Collection entries:
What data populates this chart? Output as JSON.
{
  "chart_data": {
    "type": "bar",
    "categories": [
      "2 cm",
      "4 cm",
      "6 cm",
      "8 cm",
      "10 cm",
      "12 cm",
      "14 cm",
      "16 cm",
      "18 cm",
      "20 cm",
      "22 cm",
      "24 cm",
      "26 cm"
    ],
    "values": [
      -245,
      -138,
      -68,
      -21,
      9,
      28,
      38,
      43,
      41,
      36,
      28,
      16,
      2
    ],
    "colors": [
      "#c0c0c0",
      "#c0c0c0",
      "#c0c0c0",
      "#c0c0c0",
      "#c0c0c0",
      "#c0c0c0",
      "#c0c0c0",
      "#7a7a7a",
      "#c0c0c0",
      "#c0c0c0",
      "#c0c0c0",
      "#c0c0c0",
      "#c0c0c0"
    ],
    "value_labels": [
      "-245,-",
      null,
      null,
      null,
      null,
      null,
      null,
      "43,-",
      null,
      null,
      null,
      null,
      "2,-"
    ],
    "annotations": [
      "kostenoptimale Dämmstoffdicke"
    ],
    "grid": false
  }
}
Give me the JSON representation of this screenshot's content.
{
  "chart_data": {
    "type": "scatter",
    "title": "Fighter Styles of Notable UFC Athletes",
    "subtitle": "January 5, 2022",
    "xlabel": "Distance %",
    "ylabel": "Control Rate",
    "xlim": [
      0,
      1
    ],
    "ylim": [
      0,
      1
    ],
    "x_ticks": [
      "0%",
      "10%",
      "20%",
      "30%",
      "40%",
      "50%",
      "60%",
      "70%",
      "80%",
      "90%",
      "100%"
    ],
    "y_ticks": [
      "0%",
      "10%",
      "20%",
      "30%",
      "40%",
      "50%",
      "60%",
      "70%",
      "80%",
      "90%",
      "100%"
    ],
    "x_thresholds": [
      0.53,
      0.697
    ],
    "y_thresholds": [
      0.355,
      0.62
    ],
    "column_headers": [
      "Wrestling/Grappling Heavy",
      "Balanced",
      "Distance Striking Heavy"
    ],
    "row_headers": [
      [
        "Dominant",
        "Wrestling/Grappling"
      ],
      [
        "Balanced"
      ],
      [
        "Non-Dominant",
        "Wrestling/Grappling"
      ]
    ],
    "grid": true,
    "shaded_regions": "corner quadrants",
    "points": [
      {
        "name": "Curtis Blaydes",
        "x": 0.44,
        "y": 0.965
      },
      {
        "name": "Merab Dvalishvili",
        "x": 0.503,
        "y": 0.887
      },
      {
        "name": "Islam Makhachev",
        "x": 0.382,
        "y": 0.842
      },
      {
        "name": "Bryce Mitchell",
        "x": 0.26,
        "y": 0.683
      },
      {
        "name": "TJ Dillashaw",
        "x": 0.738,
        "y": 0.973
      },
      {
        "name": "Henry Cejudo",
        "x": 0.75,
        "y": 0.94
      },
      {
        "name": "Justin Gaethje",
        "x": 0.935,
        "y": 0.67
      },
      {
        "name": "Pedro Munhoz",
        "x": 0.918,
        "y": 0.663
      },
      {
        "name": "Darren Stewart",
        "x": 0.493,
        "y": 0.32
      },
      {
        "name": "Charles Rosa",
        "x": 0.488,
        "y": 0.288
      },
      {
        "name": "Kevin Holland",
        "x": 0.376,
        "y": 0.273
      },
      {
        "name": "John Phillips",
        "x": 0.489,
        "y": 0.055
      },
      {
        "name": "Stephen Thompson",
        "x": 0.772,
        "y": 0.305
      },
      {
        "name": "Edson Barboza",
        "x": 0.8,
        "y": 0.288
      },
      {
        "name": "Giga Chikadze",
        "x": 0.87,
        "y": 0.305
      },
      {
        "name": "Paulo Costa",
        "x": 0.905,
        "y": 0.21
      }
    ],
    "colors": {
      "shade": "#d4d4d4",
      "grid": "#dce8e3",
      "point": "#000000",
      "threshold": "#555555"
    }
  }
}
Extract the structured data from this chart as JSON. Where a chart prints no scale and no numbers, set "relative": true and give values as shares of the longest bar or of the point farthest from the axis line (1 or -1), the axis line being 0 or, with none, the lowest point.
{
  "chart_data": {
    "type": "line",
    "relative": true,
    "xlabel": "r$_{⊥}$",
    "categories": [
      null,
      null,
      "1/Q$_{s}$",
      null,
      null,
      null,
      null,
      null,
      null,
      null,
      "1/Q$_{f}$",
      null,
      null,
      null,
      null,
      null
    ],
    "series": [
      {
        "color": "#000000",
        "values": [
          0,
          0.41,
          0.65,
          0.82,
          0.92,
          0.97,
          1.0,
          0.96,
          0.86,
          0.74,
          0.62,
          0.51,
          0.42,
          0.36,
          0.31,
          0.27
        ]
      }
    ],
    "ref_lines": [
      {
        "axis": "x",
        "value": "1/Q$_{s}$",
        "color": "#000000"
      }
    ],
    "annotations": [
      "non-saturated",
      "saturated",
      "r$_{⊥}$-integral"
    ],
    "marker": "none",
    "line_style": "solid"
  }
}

### [Exercise objective]
Tally the lines of the material above that contain the word "Heavy" and report the total alone.

### [Answer to this exercise]
2